-- START --
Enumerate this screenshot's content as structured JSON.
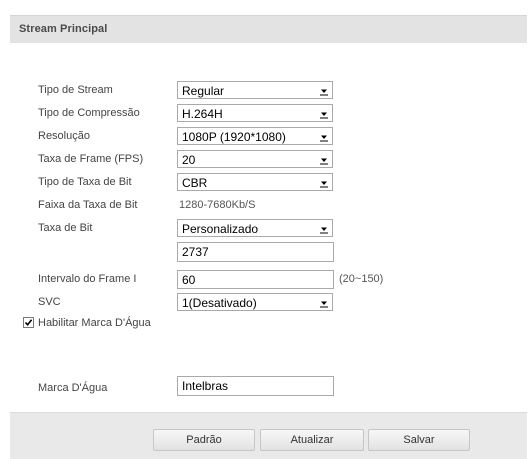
{
  "section": {
    "title": "Stream Principal"
  },
  "fields": {
    "stream_type": {
      "label": "Tipo de Stream",
      "value": "Regular"
    },
    "compression": {
      "label": "Tipo de Compressão",
      "value": "H.264H"
    },
    "resolution": {
      "label": "Resolução",
      "value": "1080P (1920*1080)"
    },
    "frame_rate": {
      "label": "Taxa de Frame (FPS)",
      "value": "20"
    },
    "bit_rate_type": {
      "label": "Tipo de Taxa de Bit",
      "value": "CBR"
    },
    "bit_rate_range": {
      "label": "Faixa da Taxa de Bit",
      "value": "1280-7680Kb/S"
    },
    "bit_rate": {
      "label": "Taxa de Bit",
      "value": "Personalizado",
      "custom_value": "2737"
    },
    "i_frame_interval": {
      "label": "Intervalo do Frame I",
      "value": "60",
      "range_hint": "(20~150)"
    },
    "svc": {
      "label": "SVC",
      "value": "1(Desativado)"
    },
    "watermark_enable": {
      "label": "Habilitar Marca D'Água",
      "checked": true
    },
    "watermark": {
      "label": "Marca D'Água",
      "value": "Intelbras"
    }
  },
  "buttons": {
    "default": "Padrão",
    "refresh": "Atualizar",
    "save": "Salvar"
  },
  "icons": {
    "dropdown": "dropdown-arrow-icon",
    "check": "checkmark-icon"
  }
}
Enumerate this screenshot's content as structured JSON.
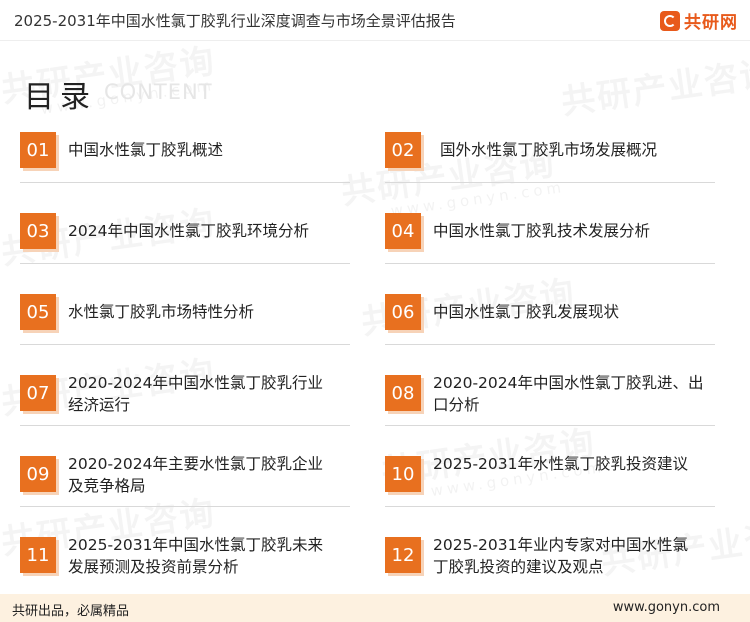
{
  "header": {
    "title": "2025-2031年中国水性氯丁胶乳行业深度调查与市场全景评估报告",
    "logo_text": "共研网"
  },
  "watermark": {
    "text": "共研产业咨询",
    "sub": "www.gonyn.com"
  },
  "section": {
    "title": "目录",
    "subtitle": "CONTENT"
  },
  "toc": [
    {
      "num": "01",
      "label": "中国水性氯丁胶乳概述"
    },
    {
      "num": "02",
      "label": "国外水性氯丁胶乳市场发展概况"
    },
    {
      "num": "03",
      "label": "2024年中国水性氯丁胶乳环境分析"
    },
    {
      "num": "04",
      "label": "中国水性氯丁胶乳技术发展分析"
    },
    {
      "num": "05",
      "label": "水性氯丁胶乳市场特性分析"
    },
    {
      "num": "06",
      "label": "中国水性氯丁胶乳发展现状"
    },
    {
      "num": "07",
      "label": "2020-2024年中国水性氯丁胶乳行业经济运行"
    },
    {
      "num": "08",
      "label": "2020-2024年中国水性氯丁胶乳进、出口分析"
    },
    {
      "num": "09",
      "label": "2020-2024年主要水性氯丁胶乳企业及竞争格局"
    },
    {
      "num": "10",
      "label": "2025-2031年水性氯丁胶乳投资建议"
    },
    {
      "num": "11",
      "label": "2025-2031年中国水性氯丁胶乳未来发展预测及投资前景分析"
    },
    {
      "num": "12",
      "label": "2025-2031年业内专家对中国水性氯丁胶乳投资的建议及观点"
    }
  ],
  "footer": {
    "left": "共研出品，必属精品",
    "right": "www.gonyn.com"
  },
  "colors": {
    "accent": "#e8701f",
    "footer_bg": "#fdf1e0"
  }
}
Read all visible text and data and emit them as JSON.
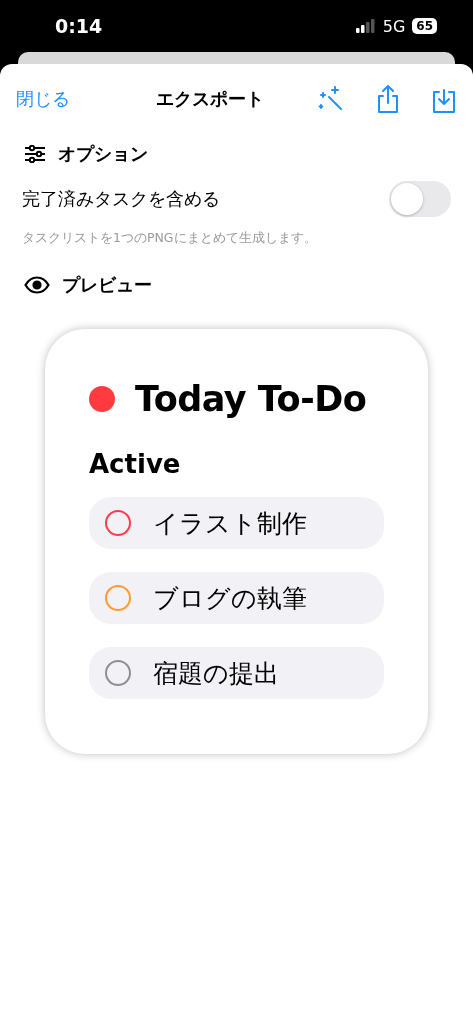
{
  "status_bar": {
    "time": "0:14",
    "network": "5G",
    "battery": "65"
  },
  "nav": {
    "close": "閉じる",
    "title": "エクスポート"
  },
  "options": {
    "title": "オプション",
    "toggle_label": "完了済みタスクを含める",
    "on": false,
    "hint": "タスクリストを1つのPNGにまとめて生成します。"
  },
  "preview": {
    "title": "プレビュー"
  },
  "card": {
    "title": "Today To-Do",
    "color": "#ff3b3f",
    "section": "Active",
    "tasks": [
      {
        "label": "イラスト制作",
        "color": "#ff3b4a"
      },
      {
        "label": "ブログの執筆",
        "color": "#ff9a2e"
      },
      {
        "label": "宿題の提出",
        "color": "#8e8e93"
      }
    ]
  }
}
-- END --
Repeat the line containing "Read all visible" and every line after it up to the end of the material above, exactly as they stand, minus the pictures.

Read all visible text and data and emit them as JSON.
{
  "status_bar": {
    "time": "0:14",
    "network": "5G",
    "battery": "65"
  },
  "nav": {
    "close": "閉じる",
    "title": "エクスポート"
  },
  "options": {
    "title": "オプション",
    "toggle_label": "完了済みタスクを含める",
    "on": false,
    "hint": "タスクリストを1つのPNGにまとめて生成します。"
  },
  "preview": {
    "title": "プレビュー"
  },
  "card": {
    "title": "Today To-Do",
    "color": "#ff3b3f",
    "section": "Active",
    "tasks": [
      {
        "label": "イラスト制作",
        "color": "#ff3b4a"
      },
      {
        "label": "ブログの執筆",
        "color": "#ff9a2e"
      },
      {
        "label": "宿題の提出",
        "color": "#8e8e93"
      }
    ]
  }
}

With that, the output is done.